## Data items
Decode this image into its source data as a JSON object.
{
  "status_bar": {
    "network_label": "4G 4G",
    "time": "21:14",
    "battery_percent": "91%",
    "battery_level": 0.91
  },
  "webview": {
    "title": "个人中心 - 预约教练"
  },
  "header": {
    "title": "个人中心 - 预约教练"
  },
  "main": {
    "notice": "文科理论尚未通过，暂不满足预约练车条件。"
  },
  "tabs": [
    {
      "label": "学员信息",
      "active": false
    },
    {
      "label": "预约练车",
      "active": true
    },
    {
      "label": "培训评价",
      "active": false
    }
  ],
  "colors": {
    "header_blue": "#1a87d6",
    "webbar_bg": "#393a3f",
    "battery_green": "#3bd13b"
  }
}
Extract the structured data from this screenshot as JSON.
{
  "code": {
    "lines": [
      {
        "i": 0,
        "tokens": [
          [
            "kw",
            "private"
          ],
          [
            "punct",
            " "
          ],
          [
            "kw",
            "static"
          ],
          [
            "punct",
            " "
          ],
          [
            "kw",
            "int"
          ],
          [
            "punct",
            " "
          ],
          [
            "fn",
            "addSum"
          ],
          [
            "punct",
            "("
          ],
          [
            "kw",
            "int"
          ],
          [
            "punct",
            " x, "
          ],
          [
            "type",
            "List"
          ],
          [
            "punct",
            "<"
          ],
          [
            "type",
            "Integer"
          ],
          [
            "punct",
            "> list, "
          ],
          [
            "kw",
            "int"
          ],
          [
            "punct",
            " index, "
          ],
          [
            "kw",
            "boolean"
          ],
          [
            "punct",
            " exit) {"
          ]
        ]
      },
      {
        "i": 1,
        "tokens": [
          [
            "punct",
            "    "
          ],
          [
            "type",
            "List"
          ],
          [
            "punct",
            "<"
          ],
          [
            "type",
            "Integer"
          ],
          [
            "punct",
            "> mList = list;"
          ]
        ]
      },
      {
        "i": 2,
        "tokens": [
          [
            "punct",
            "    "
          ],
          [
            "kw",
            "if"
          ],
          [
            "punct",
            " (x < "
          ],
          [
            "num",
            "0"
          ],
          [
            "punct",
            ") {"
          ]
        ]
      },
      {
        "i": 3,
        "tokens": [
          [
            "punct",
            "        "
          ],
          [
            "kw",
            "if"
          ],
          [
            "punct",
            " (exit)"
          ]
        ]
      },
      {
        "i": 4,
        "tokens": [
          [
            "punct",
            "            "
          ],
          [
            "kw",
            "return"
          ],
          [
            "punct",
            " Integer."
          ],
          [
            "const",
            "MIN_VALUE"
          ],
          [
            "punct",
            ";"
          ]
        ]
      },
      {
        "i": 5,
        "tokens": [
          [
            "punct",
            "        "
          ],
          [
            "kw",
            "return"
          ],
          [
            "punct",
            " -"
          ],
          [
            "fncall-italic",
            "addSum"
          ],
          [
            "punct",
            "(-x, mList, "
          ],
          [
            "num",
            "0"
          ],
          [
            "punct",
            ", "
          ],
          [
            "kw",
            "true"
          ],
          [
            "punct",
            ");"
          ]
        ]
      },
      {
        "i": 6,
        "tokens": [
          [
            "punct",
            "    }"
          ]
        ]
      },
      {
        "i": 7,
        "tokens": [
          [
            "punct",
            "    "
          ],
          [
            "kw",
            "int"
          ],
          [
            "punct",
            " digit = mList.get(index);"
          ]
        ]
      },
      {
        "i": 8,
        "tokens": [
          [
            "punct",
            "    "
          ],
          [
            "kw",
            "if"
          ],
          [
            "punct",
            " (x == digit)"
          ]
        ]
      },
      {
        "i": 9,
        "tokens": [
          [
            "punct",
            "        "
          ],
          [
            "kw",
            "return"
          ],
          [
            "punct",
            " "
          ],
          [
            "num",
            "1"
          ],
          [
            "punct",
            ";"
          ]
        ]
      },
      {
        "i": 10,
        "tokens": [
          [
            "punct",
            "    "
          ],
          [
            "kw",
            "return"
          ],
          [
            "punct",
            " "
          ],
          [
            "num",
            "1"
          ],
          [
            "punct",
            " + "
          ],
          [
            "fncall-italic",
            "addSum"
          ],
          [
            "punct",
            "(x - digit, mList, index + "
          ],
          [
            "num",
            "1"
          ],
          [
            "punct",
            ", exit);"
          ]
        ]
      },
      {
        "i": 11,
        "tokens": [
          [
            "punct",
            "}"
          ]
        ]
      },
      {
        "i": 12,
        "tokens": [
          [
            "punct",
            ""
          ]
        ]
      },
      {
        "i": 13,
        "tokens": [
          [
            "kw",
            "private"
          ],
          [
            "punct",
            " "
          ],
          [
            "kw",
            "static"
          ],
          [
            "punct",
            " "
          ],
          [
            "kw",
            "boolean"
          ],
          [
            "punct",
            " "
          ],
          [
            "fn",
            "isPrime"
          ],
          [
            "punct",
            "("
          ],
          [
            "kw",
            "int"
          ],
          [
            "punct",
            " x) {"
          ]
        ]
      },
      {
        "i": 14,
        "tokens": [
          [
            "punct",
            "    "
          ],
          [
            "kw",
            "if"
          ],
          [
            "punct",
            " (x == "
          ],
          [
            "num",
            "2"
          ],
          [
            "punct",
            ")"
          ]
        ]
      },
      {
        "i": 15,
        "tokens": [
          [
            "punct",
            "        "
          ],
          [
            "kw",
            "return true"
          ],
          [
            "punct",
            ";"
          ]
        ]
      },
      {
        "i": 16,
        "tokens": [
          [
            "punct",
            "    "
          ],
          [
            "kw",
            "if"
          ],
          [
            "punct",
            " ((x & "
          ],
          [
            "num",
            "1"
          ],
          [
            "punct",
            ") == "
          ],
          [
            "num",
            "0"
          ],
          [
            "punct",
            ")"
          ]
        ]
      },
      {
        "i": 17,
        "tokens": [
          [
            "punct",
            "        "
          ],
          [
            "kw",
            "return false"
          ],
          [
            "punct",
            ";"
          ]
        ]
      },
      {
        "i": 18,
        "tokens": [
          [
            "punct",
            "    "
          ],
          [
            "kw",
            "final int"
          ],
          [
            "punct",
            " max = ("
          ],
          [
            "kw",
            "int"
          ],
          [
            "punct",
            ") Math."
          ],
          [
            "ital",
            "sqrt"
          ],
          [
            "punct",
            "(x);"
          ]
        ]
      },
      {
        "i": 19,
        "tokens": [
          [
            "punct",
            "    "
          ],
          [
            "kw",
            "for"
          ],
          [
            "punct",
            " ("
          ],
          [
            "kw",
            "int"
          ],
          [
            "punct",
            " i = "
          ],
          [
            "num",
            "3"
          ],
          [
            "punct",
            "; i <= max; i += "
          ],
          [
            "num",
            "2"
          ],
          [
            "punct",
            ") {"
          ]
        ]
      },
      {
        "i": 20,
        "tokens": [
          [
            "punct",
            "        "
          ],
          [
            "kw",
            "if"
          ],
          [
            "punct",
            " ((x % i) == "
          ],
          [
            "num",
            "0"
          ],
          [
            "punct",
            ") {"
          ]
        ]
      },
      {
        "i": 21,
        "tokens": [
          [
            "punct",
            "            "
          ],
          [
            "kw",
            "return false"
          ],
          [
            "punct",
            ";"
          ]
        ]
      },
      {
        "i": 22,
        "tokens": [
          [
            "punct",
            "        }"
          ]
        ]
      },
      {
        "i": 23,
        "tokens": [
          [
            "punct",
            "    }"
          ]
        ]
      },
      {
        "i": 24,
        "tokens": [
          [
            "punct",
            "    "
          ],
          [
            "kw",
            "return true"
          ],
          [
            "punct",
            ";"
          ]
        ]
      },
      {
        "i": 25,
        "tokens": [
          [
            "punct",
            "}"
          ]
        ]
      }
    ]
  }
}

## Given instruction
Write out every line exactly as it stands.

## Output
Decode this image into its source data as a JSON object.
{
  "status_bar": {
    "network_label": "4G 4G",
    "time": "21:14",
    "battery_percent": "91%",
    "battery_level": 0.91
  },
  "webview": {
    "title": "个人中心 - 预约教练"
  },
  "header": {
    "title": "个人中心 - 预约教练"
  },
  "main": {
    "notice": "文科理论尚未通过，暂不满足预约练车条件。"
  },
  "tabs": [
    {
      "label": "学员信息",
      "active": false
    },
    {
      "label": "预约练车",
      "active": true
    },
    {
      "label": "培训评价",
      "active": false
    }
  ],
  "colors": {
    "header_blue": "#1a87d6",
    "webbar_bg": "#393a3f",
    "battery_green": "#3bd13b"
  }
}
Extract the structured data from this screenshot as JSON.
{
  "code": {
    "lines": [
      {
        "i": 0,
        "tokens": [
          [
            "kw",
            "private"
          ],
          [
            "punct",
            " "
          ],
          [
            "kw",
            "static"
          ],
          [
            "punct",
            " "
          ],
          [
            "kw",
            "int"
          ],
          [
            "punct",
            " "
          ],
          [
            "fn",
            "addSum"
          ],
          [
            "punct",
            "("
          ],
          [
            "kw",
            "int"
          ],
          [
            "punct",
            " x, "
          ],
          [
            "type",
            "List"
          ],
          [
            "punct",
            "<"
          ],
          [
            "type",
            "Integer"
          ],
          [
            "punct",
            "> list, "
          ],
          [
            "kw",
            "int"
          ],
          [
            "punct",
            " index, "
          ],
          [
            "kw",
            "boolean"
          ],
          [
            "punct",
            " exit) {"
          ]
        ]
      },
      {
        "i": 1,
        "tokens": [
          [
            "punct",
            "    "
          ],
          [
            "type",
            "List"
          ],
          [
            "punct",
            "<"
          ],
          [
            "type",
            "Integer"
          ],
          [
            "punct",
            "> mList = list;"
          ]
        ]
      },
      {
        "i": 2,
        "tokens": [
          [
            "punct",
            "    "
          ],
          [
            "kw",
            "if"
          ],
          [
            "punct",
            " (x < "
          ],
          [
            "num",
            "0"
          ],
          [
            "punct",
            ") {"
          ]
        ]
      },
      {
        "i": 3,
        "tokens": [
          [
            "punct",
            "        "
          ],
          [
            "kw",
            "if"
          ],
          [
            "punct",
            " (exit)"
          ]
        ]
      },
      {
        "i": 4,
        "tokens": [
          [
            "punct",
            "            "
          ],
          [
            "kw",
            "return"
          ],
          [
            "punct",
            " Integer."
          ],
          [
            "const",
            "MIN_VALUE"
          ],
          [
            "punct",
            ";"
          ]
        ]
      },
      {
        "i": 5,
        "tokens": [
          [
            "punct",
            "        "
          ],
          [
            "kw",
            "return"
          ],
          [
            "punct",
            " -"
          ],
          [
            "fncall-italic",
            "addSum"
          ],
          [
            "punct",
            "(-x, mList, "
          ],
          [
            "num",
            "0"
          ],
          [
            "punct",
            ", "
          ],
          [
            "kw",
            "true"
          ],
          [
            "punct",
            ");"
          ]
        ]
      },
      {
        "i": 6,
        "tokens": [
          [
            "punct",
            "    }"
          ]
        ]
      },
      {
        "i": 7,
        "tokens": [
          [
            "punct",
            "    "
          ],
          [
            "kw",
            "int"
          ],
          [
            "punct",
            " digit = mList.get(index);"
          ]
        ]
      },
      {
        "i": 8,
        "tokens": [
          [
            "punct",
            "    "
          ],
          [
            "kw",
            "if"
          ],
          [
            "punct",
            " (x == digit)"
          ]
        ]
      },
      {
        "i": 9,
        "tokens": [
          [
            "punct",
            "        "
          ],
          [
            "kw",
            "return"
          ],
          [
            "punct",
            " "
          ],
          [
            "num",
            "1"
          ],
          [
            "punct",
            ";"
          ]
        ]
      },
      {
        "i": 10,
        "tokens": [
          [
            "punct",
            "    "
          ],
          [
            "kw",
            "return"
          ],
          [
            "punct",
            " "
          ],
          [
            "num",
            "1"
          ],
          [
            "punct",
            " + "
          ],
          [
            "fncall-italic",
            "addSum"
          ],
          [
            "punct",
            "(x - digit, mList, index + "
          ],
          [
            "num",
            "1"
          ],
          [
            "punct",
            ", exit);"
          ]
        ]
      },
      {
        "i": 11,
        "tokens": [
          [
            "punct",
            "}"
          ]
        ]
      },
      {
        "i": 12,
        "tokens": [
          [
            "punct",
            ""
          ]
        ]
      },
      {
        "i": 13,
        "tokens": [
          [
            "kw",
            "private"
          ],
          [
            "punct",
            " "
          ],
          [
            "kw",
            "static"
          ],
          [
            "punct",
            " "
          ],
          [
            "kw",
            "boolean"
          ],
          [
            "punct",
            " "
          ],
          [
            "fn",
            "isPrime"
          ],
          [
            "punct",
            "("
          ],
          [
            "kw",
            "int"
          ],
          [
            "punct",
            " x) {"
          ]
        ]
      },
      {
        "i": 14,
        "tokens": [
          [
            "punct",
            "    "
          ],
          [
            "kw",
            "if"
          ],
          [
            "punct",
            " (x == "
          ],
          [
            "num",
            "2"
          ],
          [
            "punct",
            ")"
          ]
        ]
      },
      {
        "i": 15,
        "tokens": [
          [
            "punct",
            "        "
          ],
          [
            "kw",
            "return true"
          ],
          [
            "punct",
            ";"
          ]
        ]
      },
      {
        "i": 16,
        "tokens": [
          [
            "punct",
            "    "
          ],
          [
            "kw",
            "if"
          ],
          [
            "punct",
            " ((x & "
          ],
          [
            "num",
            "1"
          ],
          [
            "punct",
            ") == "
          ],
          [
            "num",
            "0"
          ],
          [
            "punct",
            ")"
          ]
        ]
      },
      {
        "i": 17,
        "tokens": [
          [
            "punct",
            "        "
          ],
          [
            "kw",
            "return false"
          ],
          [
            "punct",
            ";"
          ]
        ]
      },
      {
        "i": 18,
        "tokens": [
          [
            "punct",
            "    "
          ],
          [
            "kw",
            "final int"
          ],
          [
            "punct",
            " max = ("
          ],
          [
            "kw",
            "int"
          ],
          [
            "punct",
            ") Math."
          ],
          [
            "ital",
            "sqrt"
          ],
          [
            "punct",
            "(x);"
          ]
        ]
      },
      {
        "i": 19,
        "tokens": [
          [
            "punct",
            "    "
          ],
          [
            "kw",
            "for"
          ],
          [
            "punct",
            " ("
          ],
          [
            "kw",
            "int"
          ],
          [
            "punct",
            " i = "
          ],
          [
            "num",
            "3"
          ],
          [
            "punct",
            "; i <= max; i += "
          ],
          [
            "num",
            "2"
          ],
          [
            "punct",
            ") {"
          ]
        ]
      },
      {
        "i": 20,
        "tokens": [
          [
            "punct",
            "        "
          ],
          [
            "kw",
            "if"
          ],
          [
            "punct",
            " ((x % i) == "
          ],
          [
            "num",
            "0"
          ],
          [
            "punct",
            ") {"
          ]
        ]
      },
      {
        "i": 21,
        "tokens": [
          [
            "punct",
            "            "
          ],
          [
            "kw",
            "return false"
          ],
          [
            "punct",
            ";"
          ]
        ]
      },
      {
        "i": 22,
        "tokens": [
          [
            "punct",
            "        }"
          ]
        ]
      },
      {
        "i": 23,
        "tokens": [
          [
            "punct",
            "    }"
          ]
        ]
      },
      {
        "i": 24,
        "tokens": [
          [
            "punct",
            "    "
          ],
          [
            "kw",
            "return true"
          ],
          [
            "punct",
            ";"
          ]
        ]
      },
      {
        "i": 25,
        "tokens": [
          [
            "punct",
            "}"
          ]
        ]
      }
    ]
  }
}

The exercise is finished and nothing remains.